Work out the number of lines containing "oaklandca". Answer with nothing but that number.

● Records for the task:
━━━
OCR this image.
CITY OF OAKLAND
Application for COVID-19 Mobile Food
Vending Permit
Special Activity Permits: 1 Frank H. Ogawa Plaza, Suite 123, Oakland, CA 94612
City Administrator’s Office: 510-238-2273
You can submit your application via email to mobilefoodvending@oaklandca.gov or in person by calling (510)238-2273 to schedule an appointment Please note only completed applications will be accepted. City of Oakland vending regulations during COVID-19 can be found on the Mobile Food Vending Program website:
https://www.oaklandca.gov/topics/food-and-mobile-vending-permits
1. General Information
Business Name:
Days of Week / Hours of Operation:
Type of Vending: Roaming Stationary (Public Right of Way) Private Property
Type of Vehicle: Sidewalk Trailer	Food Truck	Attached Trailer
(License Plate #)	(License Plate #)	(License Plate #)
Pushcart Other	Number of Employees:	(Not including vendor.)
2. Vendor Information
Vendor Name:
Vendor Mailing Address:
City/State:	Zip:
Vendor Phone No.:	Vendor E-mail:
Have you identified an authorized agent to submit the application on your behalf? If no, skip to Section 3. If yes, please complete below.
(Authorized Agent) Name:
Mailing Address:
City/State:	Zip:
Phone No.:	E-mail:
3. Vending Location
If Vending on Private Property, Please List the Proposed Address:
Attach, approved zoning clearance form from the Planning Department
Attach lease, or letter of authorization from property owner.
━━━
● Solution: 2